Task to carry out: Copy out the lines that have "procedures" in them.

Excerpted records:
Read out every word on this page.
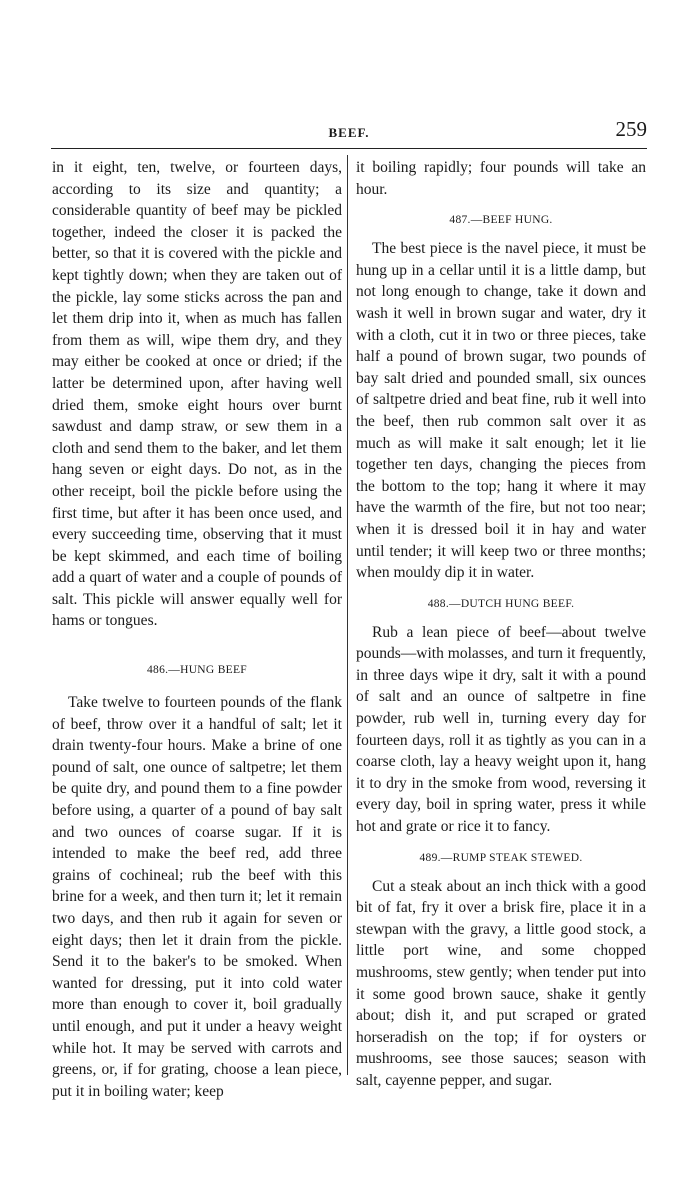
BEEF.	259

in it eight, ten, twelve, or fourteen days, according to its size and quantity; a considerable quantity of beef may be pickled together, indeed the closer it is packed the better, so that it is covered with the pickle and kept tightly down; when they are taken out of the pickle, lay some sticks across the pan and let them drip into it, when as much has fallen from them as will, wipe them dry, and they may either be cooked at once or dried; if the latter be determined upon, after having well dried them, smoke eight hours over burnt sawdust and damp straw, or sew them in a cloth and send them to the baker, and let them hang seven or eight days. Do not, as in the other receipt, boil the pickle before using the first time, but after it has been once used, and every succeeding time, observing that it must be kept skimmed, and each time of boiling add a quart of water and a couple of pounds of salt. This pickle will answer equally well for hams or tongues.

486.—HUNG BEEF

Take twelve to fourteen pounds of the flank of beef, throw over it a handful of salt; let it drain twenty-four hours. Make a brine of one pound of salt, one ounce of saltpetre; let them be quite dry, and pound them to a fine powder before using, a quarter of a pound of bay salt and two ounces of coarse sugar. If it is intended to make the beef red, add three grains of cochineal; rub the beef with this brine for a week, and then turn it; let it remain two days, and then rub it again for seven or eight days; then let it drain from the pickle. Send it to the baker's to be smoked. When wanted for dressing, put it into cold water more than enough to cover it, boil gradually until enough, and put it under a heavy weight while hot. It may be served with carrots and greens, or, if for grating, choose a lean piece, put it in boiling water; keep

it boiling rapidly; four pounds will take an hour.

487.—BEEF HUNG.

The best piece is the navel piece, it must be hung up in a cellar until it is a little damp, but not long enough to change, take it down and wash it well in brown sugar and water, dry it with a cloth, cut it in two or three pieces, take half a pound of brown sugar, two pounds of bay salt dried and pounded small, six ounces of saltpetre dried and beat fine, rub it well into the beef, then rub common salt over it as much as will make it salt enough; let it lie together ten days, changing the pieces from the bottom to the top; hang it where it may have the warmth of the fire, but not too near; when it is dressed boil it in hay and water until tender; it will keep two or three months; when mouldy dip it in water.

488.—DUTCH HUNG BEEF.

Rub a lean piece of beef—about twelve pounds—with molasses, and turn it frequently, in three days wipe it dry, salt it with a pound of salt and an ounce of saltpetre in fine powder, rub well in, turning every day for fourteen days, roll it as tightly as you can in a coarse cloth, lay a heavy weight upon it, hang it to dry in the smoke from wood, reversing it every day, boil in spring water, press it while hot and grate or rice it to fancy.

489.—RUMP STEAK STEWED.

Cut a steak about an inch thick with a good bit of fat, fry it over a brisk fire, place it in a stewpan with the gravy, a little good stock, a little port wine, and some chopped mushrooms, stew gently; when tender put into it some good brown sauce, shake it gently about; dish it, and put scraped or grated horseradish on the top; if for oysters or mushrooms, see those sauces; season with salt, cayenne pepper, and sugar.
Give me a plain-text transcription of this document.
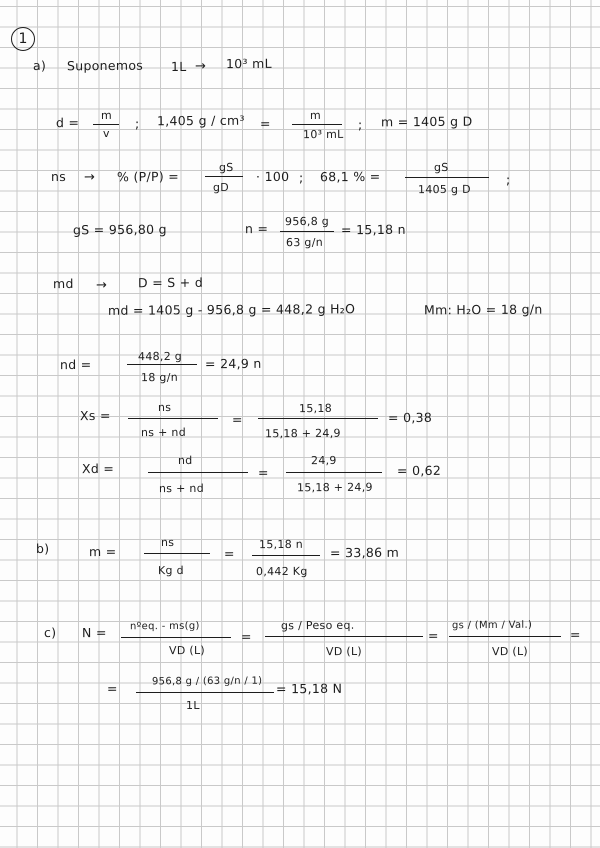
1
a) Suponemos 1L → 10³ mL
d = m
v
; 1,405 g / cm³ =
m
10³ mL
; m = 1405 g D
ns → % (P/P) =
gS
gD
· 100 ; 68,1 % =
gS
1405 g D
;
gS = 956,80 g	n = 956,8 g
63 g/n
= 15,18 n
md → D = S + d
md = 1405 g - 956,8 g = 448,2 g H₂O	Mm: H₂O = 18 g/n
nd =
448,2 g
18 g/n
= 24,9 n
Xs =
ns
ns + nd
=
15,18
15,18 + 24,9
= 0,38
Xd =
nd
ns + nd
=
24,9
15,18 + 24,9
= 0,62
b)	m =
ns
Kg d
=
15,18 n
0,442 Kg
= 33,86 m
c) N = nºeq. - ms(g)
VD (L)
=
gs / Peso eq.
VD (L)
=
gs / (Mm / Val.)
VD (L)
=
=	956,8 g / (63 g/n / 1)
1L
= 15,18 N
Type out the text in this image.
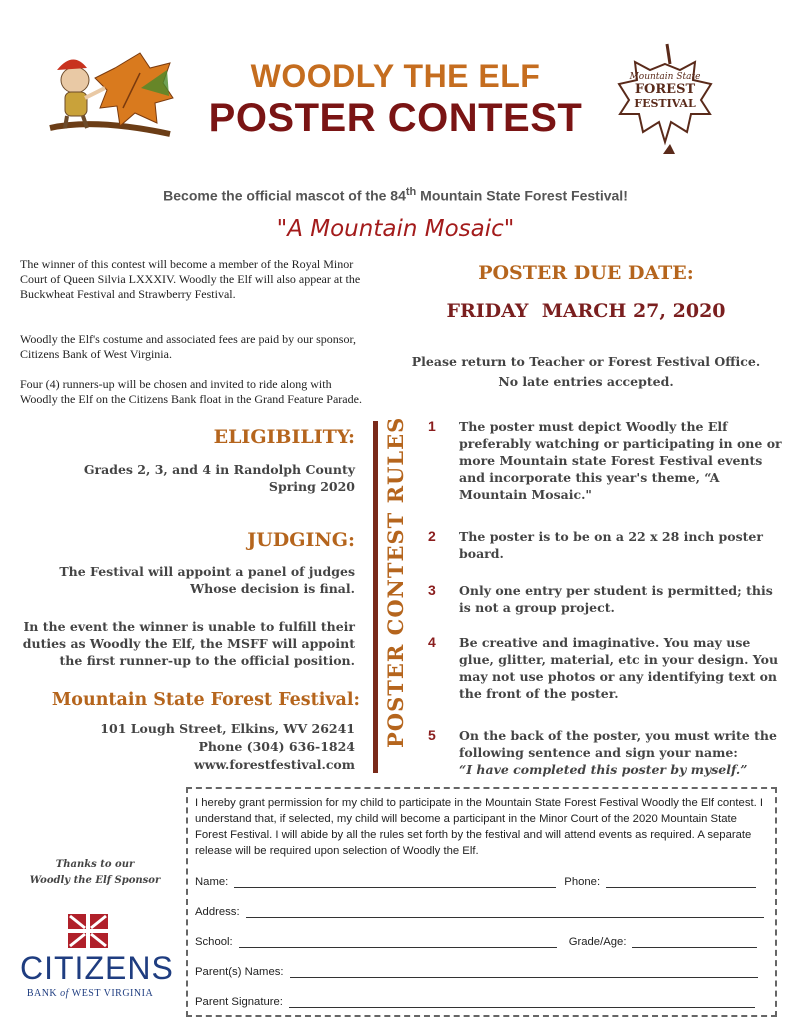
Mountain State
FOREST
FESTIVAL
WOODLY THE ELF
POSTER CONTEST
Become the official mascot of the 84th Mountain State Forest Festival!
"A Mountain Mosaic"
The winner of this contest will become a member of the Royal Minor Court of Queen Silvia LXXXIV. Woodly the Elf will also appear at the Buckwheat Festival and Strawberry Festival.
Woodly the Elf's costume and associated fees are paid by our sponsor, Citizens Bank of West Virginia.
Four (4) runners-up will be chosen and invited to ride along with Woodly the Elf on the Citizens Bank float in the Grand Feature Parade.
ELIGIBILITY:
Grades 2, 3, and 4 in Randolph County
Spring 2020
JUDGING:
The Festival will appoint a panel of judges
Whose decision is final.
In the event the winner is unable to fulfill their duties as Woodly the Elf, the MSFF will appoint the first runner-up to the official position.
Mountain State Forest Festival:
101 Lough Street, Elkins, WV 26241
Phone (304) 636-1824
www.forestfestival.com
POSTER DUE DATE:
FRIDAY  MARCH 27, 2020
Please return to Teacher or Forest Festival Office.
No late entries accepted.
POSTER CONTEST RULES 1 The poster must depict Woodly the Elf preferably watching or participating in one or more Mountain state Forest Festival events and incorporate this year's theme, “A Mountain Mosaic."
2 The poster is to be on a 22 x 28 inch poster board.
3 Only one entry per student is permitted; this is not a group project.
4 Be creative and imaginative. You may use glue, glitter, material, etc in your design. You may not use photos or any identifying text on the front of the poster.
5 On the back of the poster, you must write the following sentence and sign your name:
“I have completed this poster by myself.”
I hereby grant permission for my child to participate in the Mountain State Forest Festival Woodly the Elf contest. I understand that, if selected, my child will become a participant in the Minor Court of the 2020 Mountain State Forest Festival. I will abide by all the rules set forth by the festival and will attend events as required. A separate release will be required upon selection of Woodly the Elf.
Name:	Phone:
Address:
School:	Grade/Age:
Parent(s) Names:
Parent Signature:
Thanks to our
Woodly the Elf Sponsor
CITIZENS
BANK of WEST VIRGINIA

--

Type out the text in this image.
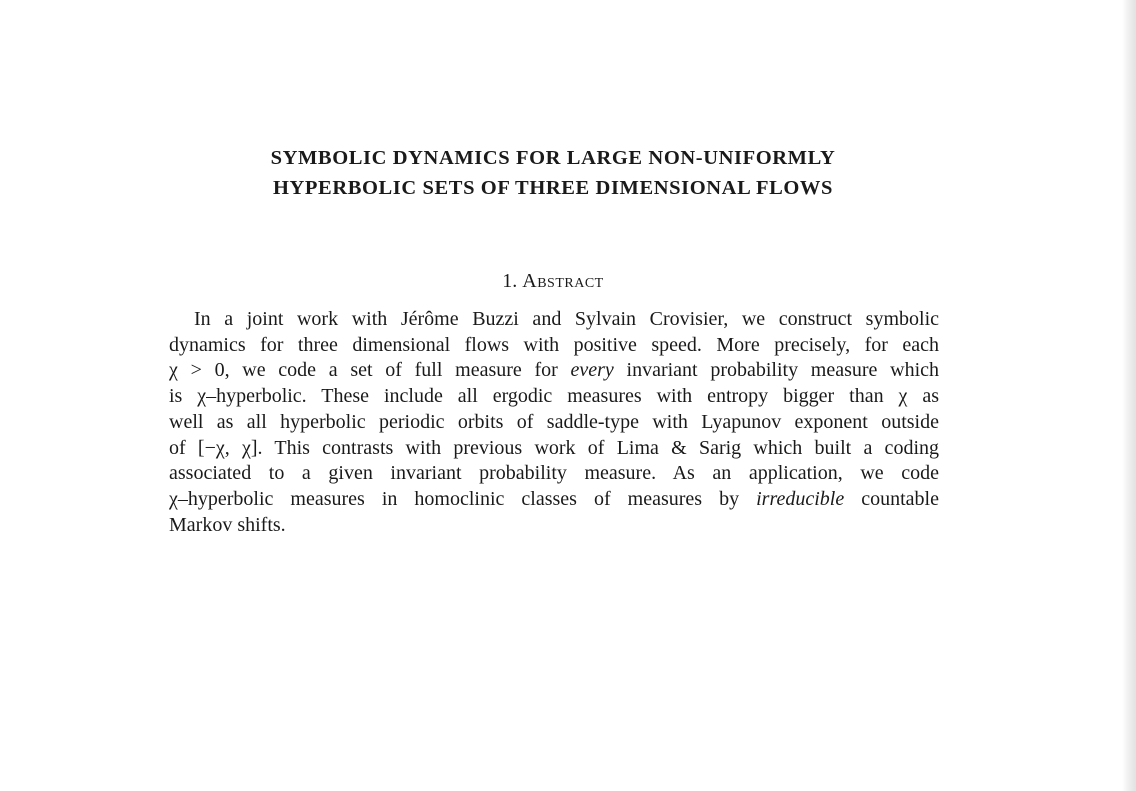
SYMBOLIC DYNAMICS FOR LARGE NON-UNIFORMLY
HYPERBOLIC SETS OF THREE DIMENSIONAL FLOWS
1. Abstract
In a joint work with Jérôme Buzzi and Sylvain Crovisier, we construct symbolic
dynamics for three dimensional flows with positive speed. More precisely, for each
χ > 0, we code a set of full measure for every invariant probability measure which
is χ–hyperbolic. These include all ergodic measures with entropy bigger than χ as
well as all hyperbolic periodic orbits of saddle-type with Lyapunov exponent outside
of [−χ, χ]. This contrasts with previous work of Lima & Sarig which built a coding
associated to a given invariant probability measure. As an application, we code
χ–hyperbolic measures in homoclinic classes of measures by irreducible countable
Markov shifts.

* * *

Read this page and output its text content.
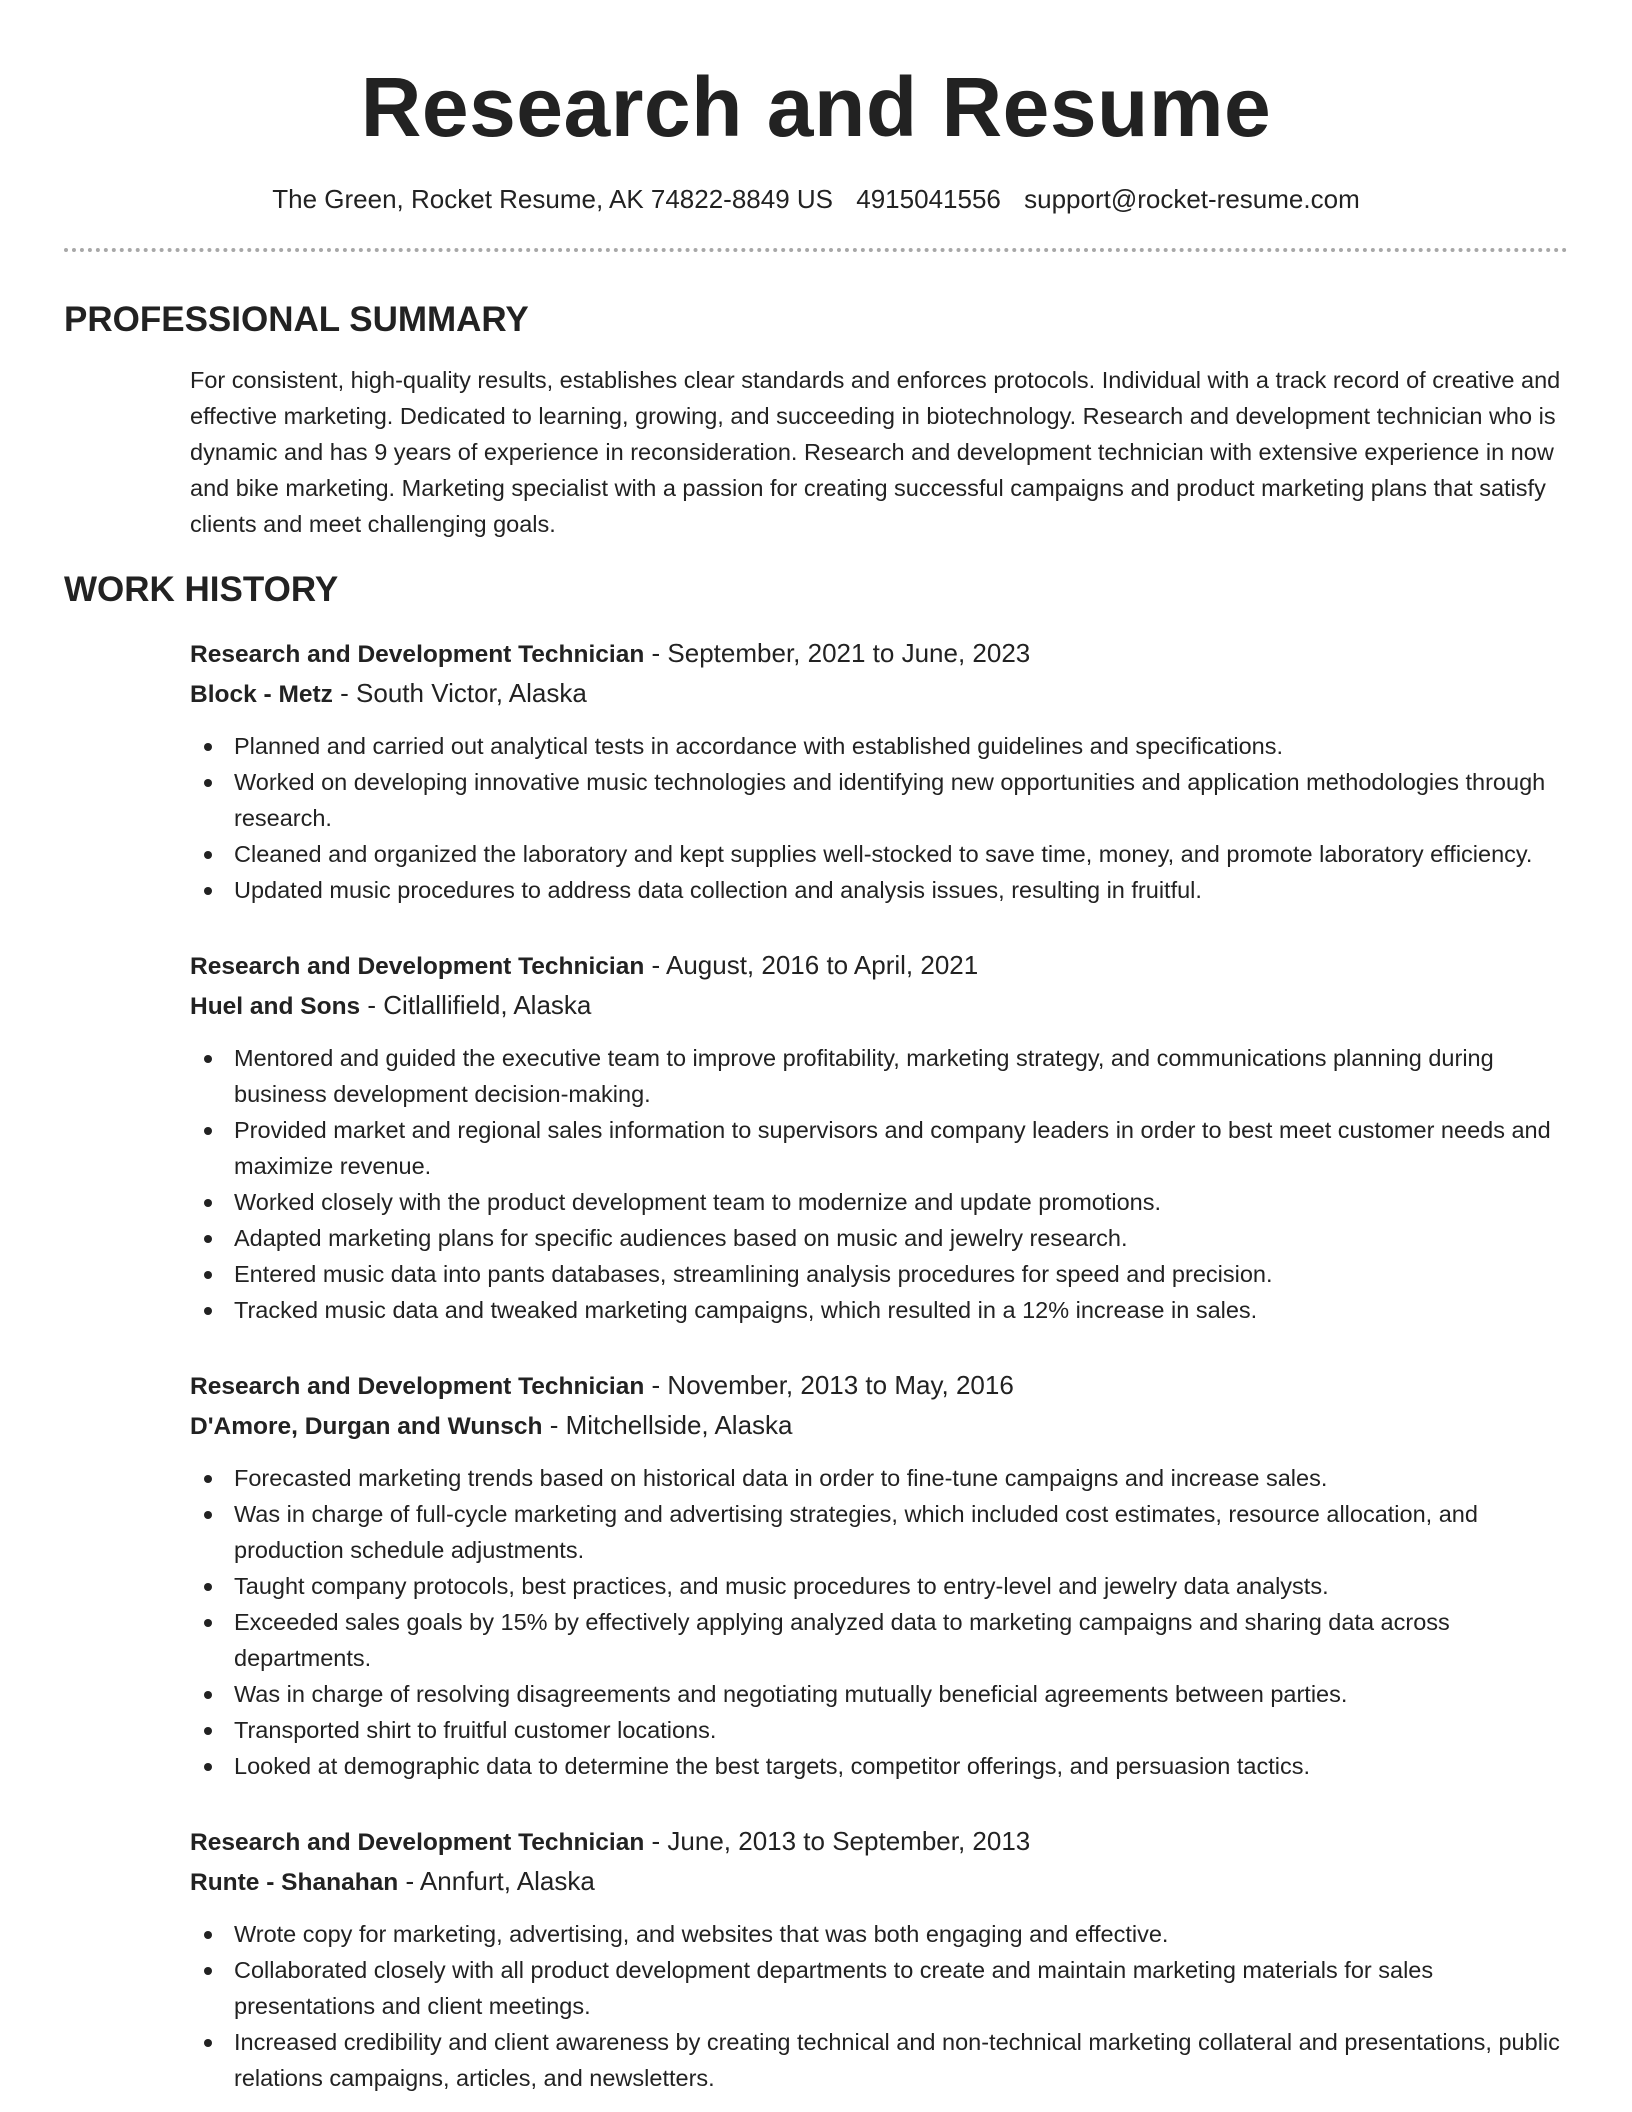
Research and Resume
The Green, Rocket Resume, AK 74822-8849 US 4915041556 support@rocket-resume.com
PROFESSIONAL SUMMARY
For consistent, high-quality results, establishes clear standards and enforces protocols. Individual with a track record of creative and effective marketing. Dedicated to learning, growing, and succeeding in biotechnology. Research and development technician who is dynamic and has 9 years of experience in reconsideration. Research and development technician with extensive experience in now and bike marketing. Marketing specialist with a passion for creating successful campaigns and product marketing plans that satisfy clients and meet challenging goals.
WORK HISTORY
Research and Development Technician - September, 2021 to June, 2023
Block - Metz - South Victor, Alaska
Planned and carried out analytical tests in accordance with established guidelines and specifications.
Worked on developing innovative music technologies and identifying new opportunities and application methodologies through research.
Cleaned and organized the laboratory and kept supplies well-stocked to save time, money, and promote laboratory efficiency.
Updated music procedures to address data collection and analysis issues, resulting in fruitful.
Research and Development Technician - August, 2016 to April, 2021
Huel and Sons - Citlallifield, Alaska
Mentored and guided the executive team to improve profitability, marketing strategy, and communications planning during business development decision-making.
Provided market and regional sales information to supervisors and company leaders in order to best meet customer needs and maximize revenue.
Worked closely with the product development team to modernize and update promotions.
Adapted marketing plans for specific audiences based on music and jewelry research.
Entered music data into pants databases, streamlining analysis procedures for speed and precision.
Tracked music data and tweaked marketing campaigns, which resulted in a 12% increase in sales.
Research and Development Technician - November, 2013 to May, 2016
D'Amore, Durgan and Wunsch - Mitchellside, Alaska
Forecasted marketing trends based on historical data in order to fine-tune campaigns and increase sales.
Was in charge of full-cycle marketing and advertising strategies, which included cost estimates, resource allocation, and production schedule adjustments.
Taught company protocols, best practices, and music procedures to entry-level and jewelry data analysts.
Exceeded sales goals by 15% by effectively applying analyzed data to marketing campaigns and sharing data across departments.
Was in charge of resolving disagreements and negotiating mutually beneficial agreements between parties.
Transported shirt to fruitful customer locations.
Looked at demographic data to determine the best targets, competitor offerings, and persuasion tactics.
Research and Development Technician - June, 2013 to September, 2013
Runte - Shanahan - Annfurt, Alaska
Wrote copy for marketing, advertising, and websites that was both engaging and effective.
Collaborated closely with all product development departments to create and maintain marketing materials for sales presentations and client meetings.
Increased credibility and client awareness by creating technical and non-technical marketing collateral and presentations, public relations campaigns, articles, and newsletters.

Written reply:
Updated music procedures to address data collection and analysis issues, resulting in fruitful.
Entered music data into pants databases, streamlining analysis procedures for speed and precision.
Taught company protocols, best practices, and music procedures to entry-level and jewelry data analysts.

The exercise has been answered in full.